EXTRAIT DU DOCUMENT:
○ ○ ○ ○ ○ ○ ○

Morbihan (avenir des sites militaires et programme La Fayette)
Q. : (M. Michel Godard) : Monsieur le ministre, votre projet de budget implique deux décisions fort préjudiciables pour le département du Morbihan. La première vise à transférer le RICM de Vannes à Poitiers, la seconde à reporter de deux années la construction de deux frégates La Fayette. Ces deux décisions ont soulevé un vif émoi dans la population morbihannaise. Ces mesures viennent s'ajouter à la fermeture de la base sous-marine de Lorient, intervenue le 1er juillet dernier. En compensation toutefois, les travaux de carénage des sous-marins ont été maintenus sur le site de Lorient jusqu'au début de 1997. Ils représentent 300 000 heures de travail par an. Dès 1997, il s'agira donc d'une perte supplémentaire pour le plan de charge de la DCN de Lorient.

○ ○ ○ ○ ○ ○ ○

EXERCICES PROPOSÉS:
1. D'après le texte sur les sites militaires du Morbihan, combien d'heures de travail par an représentent les travaux de carénage des sous-marins maintenus à Lorient ?
2. Poursuivez le texte sur l'avenir des sites militaires du Morbihan à partir de sa dernière phrase.

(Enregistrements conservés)
○ ○ ○ ○ ○ ○ ○

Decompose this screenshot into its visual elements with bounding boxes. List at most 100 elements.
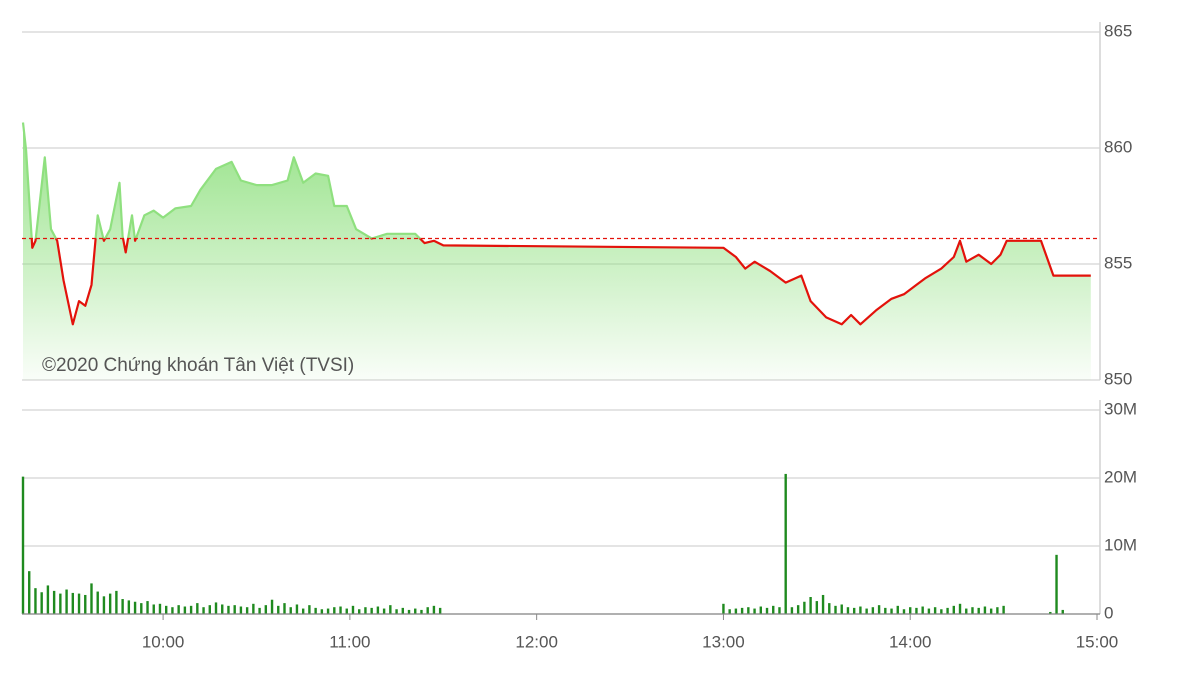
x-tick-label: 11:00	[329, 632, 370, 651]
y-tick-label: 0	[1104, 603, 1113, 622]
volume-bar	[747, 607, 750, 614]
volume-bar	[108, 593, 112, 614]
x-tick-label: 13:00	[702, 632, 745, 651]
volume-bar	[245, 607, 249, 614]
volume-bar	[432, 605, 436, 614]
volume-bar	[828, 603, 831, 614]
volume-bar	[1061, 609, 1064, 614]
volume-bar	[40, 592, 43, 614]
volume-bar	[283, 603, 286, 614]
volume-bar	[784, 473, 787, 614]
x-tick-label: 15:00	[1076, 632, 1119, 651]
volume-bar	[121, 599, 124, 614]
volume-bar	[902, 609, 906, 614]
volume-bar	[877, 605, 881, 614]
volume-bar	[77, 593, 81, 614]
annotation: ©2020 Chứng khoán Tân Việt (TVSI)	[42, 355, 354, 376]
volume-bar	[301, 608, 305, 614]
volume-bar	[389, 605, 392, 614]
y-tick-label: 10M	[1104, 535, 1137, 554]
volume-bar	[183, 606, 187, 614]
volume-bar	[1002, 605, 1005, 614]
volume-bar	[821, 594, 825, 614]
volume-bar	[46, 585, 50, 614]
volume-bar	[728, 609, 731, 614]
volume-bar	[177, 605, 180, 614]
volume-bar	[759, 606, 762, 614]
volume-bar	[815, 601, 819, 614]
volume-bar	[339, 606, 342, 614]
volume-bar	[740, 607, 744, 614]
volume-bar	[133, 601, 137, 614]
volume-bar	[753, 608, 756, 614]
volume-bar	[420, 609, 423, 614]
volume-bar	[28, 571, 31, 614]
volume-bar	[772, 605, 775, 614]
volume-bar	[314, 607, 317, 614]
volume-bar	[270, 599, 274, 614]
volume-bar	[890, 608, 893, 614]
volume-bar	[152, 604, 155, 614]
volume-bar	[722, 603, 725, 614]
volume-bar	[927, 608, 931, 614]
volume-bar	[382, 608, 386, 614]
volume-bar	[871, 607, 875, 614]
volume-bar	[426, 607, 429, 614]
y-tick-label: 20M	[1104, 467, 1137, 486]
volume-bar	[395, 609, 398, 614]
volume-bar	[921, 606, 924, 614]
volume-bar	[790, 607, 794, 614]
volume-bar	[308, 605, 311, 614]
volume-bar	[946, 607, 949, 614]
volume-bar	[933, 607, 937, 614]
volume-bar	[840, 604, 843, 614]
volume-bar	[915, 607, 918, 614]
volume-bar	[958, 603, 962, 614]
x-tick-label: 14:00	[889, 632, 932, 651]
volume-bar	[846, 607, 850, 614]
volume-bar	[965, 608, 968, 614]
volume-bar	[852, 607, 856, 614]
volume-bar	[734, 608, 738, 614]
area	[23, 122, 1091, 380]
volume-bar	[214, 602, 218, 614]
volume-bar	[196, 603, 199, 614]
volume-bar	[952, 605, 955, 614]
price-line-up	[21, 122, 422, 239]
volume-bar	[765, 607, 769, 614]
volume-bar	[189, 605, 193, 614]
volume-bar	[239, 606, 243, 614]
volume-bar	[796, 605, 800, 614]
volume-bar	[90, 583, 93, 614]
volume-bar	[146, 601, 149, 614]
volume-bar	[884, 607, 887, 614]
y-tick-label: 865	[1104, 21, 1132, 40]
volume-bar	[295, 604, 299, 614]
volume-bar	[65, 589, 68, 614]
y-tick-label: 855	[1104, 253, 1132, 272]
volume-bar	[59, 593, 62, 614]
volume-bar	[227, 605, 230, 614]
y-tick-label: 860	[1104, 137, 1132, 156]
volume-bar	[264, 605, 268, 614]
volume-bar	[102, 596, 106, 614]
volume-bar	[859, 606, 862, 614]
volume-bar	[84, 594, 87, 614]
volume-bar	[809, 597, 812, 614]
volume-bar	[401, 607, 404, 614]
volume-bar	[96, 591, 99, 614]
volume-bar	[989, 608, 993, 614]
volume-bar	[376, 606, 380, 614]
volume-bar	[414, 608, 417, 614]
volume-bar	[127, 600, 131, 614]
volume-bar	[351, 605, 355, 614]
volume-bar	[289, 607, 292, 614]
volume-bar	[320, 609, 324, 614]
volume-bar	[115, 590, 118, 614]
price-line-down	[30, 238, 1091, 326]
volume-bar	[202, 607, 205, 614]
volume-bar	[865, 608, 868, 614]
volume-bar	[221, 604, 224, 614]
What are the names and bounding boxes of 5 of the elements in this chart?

○ ○ ○ ○ ○ ○ ○

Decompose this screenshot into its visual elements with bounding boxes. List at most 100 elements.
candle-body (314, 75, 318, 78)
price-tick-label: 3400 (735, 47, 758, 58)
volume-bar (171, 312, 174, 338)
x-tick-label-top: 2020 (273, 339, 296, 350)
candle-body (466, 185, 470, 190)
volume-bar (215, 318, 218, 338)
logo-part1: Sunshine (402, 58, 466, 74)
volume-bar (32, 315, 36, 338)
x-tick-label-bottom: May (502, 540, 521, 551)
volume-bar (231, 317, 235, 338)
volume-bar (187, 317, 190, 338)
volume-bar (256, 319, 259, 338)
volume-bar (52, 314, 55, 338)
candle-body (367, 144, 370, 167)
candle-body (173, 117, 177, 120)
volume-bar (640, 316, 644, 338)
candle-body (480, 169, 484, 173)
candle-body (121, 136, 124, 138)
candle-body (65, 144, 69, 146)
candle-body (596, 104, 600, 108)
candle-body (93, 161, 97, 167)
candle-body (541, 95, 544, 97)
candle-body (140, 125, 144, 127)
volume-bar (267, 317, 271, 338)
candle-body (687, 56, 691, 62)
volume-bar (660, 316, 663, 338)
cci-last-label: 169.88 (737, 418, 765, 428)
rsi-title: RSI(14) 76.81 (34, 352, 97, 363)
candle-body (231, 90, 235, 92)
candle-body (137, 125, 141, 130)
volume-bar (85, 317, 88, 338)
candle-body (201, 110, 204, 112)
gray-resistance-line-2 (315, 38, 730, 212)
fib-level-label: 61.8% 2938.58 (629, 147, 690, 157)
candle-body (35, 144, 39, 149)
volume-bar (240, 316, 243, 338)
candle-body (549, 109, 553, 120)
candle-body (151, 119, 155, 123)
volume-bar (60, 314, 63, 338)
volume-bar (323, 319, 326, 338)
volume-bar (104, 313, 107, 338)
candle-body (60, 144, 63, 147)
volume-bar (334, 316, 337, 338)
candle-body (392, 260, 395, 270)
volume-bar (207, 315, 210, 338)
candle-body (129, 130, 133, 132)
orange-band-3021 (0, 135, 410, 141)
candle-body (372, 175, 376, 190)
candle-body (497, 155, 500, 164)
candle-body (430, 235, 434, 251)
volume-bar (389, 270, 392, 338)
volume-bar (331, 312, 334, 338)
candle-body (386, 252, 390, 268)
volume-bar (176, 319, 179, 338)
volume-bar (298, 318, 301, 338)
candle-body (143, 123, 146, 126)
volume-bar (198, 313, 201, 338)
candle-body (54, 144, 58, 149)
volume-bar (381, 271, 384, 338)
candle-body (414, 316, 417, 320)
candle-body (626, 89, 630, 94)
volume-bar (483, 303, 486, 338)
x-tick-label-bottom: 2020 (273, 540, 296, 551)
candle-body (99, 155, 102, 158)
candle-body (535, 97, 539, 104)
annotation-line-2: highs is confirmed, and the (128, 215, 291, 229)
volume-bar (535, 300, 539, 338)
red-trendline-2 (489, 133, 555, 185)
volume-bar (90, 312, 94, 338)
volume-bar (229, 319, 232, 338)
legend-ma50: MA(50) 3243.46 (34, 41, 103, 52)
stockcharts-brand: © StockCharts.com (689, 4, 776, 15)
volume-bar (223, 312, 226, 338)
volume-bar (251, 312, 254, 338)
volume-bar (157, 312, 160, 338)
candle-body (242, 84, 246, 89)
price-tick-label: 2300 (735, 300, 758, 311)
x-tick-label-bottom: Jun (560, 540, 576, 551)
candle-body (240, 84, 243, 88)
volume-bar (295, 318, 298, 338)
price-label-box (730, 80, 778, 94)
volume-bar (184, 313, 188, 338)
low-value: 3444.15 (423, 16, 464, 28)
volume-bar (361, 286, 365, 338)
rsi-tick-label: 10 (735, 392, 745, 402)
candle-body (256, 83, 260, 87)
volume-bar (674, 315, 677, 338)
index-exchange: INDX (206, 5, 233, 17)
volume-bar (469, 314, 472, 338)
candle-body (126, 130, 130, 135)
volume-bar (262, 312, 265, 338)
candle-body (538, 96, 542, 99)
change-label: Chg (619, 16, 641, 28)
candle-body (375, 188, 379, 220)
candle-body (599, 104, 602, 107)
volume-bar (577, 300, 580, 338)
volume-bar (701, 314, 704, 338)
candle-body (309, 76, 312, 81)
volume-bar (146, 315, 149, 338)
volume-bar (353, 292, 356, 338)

○ ○ ○ ○ ○ ○ ○

CORRIGÉ DES EXERCICES:
1. 300 000 heures de travail par an.

2.
Vous avez accepté la création d'un groupe de travail chargé d'évaluer les conséquences économiques de ces deux dernières décisions. Elle est de nature à jeter les bases d'un dialogue nécessaire et constructif, et je vous en remercie.
D'autre part, j'ai noté que vous considérez le programme La Fayette comme un programme prioritaire dans le cadre de la gestion des crises. Vous précisez par ailleurs, dans le document de présentation de votre budget, que ce programme comporte bien la construction de six frégates. Néanmoins, certains craignent que le programme ne soit pas conduit complètement à son terme.
Pouvez-vous me confirmer que le projet de loi de programmation militaire comportera, dans sa rédaction initiale, la construction de six frégates La Fayette ?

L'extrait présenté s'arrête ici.